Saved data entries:
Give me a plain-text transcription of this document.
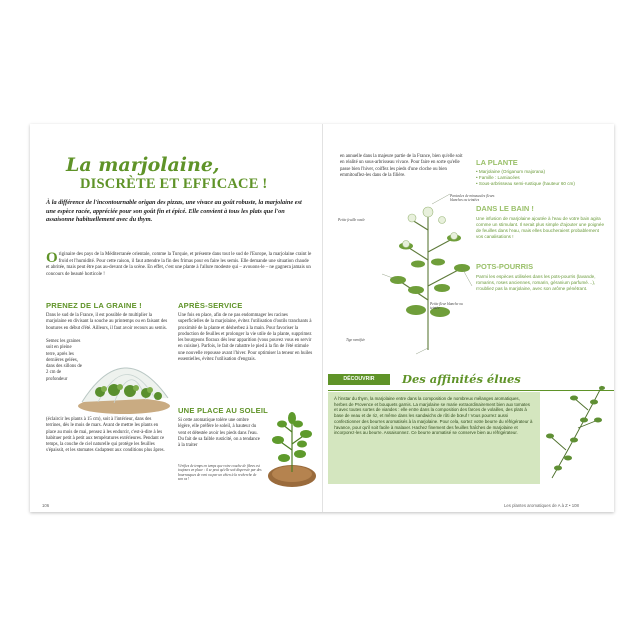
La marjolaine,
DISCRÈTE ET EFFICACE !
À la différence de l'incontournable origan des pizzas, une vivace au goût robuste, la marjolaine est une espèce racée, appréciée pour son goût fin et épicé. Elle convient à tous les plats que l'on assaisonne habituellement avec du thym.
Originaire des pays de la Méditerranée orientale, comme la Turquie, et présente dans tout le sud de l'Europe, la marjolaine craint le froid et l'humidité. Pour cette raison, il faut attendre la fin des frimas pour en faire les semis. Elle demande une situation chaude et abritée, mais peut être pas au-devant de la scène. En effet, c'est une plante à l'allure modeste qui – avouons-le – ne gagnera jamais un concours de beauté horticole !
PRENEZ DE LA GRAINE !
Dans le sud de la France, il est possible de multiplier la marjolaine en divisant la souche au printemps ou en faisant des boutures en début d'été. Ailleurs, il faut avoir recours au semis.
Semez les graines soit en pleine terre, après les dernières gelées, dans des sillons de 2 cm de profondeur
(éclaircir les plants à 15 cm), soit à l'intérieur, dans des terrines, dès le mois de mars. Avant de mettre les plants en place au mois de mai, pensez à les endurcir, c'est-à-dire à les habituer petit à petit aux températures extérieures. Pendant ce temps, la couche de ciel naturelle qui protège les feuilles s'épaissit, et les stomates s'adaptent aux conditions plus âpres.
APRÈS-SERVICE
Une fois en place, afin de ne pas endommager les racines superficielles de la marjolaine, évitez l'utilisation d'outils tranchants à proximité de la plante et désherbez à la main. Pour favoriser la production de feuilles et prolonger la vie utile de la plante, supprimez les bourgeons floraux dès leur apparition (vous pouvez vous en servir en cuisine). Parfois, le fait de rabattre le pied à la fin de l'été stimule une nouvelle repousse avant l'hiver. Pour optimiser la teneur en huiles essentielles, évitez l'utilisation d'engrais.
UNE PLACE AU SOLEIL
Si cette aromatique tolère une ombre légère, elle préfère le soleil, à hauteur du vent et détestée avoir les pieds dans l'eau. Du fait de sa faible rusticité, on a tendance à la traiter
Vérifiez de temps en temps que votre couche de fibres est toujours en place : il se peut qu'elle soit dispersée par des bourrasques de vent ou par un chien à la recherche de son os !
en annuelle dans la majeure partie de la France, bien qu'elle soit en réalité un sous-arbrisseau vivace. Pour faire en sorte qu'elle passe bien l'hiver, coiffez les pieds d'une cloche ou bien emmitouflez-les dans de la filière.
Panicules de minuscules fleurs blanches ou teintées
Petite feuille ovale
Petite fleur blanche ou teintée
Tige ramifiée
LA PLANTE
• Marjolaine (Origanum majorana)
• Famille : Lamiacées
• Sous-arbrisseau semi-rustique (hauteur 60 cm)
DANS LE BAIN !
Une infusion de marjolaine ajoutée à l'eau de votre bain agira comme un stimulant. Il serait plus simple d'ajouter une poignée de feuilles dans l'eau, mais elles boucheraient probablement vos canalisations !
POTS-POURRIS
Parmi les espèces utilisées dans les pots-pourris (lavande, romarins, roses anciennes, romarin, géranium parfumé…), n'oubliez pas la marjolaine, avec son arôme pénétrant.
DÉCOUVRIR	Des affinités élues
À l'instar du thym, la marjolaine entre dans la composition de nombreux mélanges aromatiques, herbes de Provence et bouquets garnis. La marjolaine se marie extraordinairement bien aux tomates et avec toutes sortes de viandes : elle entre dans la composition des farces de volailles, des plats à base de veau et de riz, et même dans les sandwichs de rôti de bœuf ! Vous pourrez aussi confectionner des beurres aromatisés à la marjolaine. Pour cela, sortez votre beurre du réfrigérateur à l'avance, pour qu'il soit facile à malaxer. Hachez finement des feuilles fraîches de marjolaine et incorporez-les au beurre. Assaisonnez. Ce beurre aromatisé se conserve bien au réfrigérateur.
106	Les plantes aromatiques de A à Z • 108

* * *

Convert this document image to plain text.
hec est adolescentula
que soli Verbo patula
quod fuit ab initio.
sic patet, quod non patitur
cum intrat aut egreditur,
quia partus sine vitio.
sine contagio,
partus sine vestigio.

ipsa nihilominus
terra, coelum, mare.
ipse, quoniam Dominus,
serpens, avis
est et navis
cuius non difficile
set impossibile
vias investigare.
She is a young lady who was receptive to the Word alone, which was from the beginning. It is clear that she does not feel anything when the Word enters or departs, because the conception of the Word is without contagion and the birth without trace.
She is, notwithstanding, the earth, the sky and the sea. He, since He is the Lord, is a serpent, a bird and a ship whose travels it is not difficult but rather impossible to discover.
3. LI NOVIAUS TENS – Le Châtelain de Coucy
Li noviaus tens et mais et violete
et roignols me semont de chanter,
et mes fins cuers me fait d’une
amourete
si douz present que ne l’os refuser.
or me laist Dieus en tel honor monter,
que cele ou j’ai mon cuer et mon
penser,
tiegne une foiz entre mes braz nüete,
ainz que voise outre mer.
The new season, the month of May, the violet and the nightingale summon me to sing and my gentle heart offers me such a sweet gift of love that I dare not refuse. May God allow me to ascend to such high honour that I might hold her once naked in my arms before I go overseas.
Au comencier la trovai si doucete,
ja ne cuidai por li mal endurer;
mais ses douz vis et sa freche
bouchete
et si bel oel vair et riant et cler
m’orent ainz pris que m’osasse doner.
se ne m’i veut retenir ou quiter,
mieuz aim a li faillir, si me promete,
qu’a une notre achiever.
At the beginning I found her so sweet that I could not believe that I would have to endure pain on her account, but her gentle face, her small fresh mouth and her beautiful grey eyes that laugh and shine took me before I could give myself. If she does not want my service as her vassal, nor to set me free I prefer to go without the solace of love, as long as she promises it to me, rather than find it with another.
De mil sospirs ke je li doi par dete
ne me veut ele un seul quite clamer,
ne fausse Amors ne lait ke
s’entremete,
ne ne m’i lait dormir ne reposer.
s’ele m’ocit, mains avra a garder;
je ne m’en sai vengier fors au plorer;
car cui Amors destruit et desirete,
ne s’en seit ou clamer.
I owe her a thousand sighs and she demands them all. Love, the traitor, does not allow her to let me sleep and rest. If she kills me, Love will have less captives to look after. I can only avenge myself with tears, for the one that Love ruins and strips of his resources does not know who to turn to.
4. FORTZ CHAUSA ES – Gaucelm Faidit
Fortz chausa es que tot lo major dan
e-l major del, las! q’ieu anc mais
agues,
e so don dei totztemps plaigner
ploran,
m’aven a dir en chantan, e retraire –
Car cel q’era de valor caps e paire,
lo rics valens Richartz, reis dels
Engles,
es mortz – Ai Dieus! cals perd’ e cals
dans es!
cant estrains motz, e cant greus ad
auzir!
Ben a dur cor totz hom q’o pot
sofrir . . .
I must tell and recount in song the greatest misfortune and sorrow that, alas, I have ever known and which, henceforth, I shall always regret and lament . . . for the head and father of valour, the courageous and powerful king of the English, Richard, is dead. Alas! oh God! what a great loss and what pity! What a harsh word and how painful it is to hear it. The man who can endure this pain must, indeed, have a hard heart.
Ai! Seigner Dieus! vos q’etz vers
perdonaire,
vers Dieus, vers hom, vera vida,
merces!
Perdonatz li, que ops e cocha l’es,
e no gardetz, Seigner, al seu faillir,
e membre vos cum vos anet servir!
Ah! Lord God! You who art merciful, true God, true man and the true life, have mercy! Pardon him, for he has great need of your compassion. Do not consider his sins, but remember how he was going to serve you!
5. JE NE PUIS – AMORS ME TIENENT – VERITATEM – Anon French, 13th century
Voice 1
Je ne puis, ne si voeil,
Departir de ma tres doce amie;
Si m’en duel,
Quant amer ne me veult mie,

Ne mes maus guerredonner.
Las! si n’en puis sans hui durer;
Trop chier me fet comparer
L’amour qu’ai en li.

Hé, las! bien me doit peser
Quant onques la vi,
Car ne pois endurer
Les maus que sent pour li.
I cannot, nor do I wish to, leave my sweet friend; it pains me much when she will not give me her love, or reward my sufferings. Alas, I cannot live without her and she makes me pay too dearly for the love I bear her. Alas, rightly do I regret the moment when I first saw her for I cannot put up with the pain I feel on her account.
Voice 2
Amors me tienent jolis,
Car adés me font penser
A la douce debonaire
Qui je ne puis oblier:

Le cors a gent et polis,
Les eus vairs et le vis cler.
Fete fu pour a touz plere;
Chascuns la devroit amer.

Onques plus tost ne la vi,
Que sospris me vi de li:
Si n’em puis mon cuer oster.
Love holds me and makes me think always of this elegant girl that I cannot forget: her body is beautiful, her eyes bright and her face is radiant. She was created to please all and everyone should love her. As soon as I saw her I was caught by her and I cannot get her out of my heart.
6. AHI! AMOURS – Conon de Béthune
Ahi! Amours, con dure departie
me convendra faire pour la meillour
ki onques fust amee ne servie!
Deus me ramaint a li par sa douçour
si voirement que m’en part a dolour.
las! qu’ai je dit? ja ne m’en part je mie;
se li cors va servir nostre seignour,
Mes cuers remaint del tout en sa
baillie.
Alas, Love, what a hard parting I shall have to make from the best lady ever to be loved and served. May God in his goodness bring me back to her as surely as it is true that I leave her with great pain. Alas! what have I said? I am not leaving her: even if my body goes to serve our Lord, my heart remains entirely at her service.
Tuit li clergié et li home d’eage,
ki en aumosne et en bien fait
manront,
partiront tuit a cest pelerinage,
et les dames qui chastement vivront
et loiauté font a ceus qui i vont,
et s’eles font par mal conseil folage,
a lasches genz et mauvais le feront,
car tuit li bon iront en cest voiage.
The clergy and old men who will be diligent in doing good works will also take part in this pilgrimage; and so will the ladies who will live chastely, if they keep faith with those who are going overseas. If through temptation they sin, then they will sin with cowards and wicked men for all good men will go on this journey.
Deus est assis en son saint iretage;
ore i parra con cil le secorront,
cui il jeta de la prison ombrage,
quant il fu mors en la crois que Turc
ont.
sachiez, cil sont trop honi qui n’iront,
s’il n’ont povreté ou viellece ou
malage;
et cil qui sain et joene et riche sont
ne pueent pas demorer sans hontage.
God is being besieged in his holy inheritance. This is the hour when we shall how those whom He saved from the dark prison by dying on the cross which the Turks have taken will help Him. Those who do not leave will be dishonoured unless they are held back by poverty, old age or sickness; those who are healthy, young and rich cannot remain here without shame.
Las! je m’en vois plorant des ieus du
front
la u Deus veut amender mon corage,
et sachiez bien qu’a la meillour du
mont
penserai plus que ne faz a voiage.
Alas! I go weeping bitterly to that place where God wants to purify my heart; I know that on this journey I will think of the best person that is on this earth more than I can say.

==

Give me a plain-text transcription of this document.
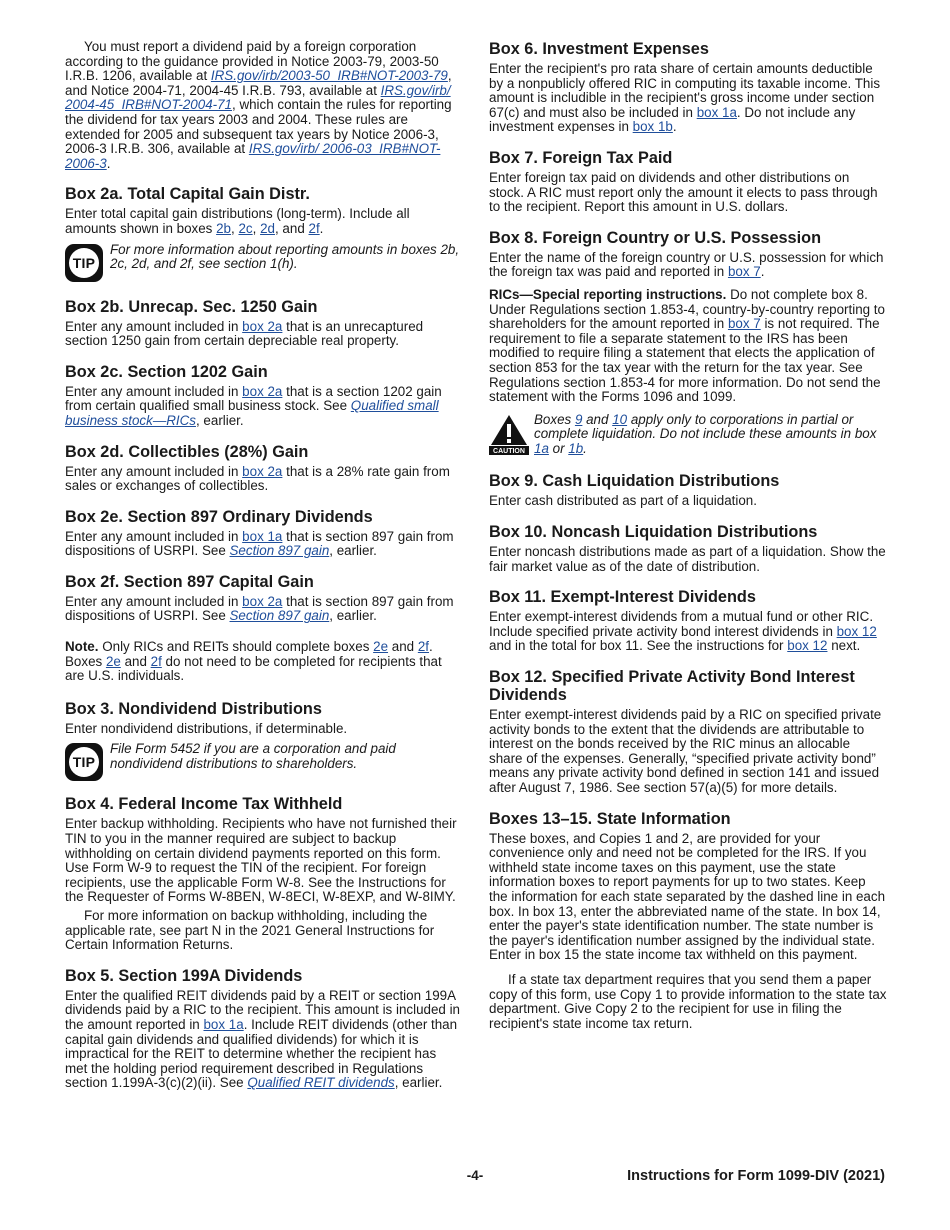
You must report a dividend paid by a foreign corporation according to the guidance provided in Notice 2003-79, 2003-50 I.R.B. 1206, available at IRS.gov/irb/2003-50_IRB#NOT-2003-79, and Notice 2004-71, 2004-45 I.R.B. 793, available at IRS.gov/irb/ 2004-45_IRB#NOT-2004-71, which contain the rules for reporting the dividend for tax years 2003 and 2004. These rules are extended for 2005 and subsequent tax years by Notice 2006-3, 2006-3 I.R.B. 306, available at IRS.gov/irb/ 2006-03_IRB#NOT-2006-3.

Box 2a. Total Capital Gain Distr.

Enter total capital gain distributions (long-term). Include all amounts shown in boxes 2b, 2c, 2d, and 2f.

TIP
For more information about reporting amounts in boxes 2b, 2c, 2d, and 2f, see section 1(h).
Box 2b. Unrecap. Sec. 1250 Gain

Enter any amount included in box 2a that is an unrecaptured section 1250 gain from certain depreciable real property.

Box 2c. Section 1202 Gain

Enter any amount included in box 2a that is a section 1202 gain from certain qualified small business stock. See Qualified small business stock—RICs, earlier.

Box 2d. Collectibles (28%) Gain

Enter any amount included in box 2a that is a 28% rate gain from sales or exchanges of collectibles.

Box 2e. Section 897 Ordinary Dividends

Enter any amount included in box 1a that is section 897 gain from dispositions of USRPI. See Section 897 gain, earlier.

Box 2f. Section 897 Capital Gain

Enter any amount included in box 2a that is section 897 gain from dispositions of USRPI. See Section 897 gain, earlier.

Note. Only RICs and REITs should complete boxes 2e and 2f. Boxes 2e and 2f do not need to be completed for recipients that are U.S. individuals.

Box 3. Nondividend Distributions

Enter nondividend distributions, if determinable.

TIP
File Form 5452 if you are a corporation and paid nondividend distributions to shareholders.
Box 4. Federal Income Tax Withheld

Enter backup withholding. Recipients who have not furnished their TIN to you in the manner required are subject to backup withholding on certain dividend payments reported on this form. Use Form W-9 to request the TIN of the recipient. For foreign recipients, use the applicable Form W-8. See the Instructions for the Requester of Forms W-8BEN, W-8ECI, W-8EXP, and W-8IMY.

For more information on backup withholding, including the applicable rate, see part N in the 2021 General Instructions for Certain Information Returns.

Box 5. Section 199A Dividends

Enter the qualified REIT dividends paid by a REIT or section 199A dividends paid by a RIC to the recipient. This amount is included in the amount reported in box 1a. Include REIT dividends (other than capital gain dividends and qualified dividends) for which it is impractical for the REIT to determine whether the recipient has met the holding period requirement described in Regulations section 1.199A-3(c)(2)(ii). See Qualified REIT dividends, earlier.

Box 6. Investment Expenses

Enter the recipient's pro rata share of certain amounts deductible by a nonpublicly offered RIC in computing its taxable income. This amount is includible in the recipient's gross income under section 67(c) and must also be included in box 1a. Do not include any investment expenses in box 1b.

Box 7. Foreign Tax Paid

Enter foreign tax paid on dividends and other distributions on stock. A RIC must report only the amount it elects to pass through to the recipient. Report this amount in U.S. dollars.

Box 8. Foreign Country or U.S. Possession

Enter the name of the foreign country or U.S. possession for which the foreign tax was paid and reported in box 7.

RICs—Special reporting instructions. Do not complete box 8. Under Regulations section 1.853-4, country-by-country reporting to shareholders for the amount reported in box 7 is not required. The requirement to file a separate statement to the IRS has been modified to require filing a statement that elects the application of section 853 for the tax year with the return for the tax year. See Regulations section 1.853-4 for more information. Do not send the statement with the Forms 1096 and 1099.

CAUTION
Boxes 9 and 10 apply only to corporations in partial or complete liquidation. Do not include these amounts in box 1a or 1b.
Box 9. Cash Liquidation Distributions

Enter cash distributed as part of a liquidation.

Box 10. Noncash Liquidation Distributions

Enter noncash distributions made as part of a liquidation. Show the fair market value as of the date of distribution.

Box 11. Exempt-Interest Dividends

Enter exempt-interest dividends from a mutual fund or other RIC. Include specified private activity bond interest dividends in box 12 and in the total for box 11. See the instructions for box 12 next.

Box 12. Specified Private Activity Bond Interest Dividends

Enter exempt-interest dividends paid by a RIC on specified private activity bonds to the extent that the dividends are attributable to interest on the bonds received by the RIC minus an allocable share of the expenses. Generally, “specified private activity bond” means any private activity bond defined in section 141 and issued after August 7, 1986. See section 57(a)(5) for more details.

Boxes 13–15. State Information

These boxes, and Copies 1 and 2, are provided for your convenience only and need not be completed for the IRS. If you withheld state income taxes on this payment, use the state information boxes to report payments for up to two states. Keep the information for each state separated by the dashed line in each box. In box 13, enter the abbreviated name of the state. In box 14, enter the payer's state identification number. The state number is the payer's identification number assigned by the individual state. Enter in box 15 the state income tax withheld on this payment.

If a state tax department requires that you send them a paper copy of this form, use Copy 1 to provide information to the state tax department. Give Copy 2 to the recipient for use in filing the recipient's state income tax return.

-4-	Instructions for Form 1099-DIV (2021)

* **Your instructions**
Show every line of the records above that contains the word "qualified".

* **Worked solution**
Enter any amount included in box 2a that is a section 1202 gain from certain qualified small business stock. See Qualified small business stock—RICs, earlier.
Enter the qualified REIT dividends paid by a REIT or section 199A dividends paid by a RIC to the recipient. This amount is included in the amount reported in box 1a. Include REIT dividends (other than capital gain dividends and qualified dividends) for which it is impractical for the REIT to determine whether the recipient has met the holding period requirement described in Regulations section 1.199A-3(c)(2)(ii). See Qualified REIT dividends, earlier.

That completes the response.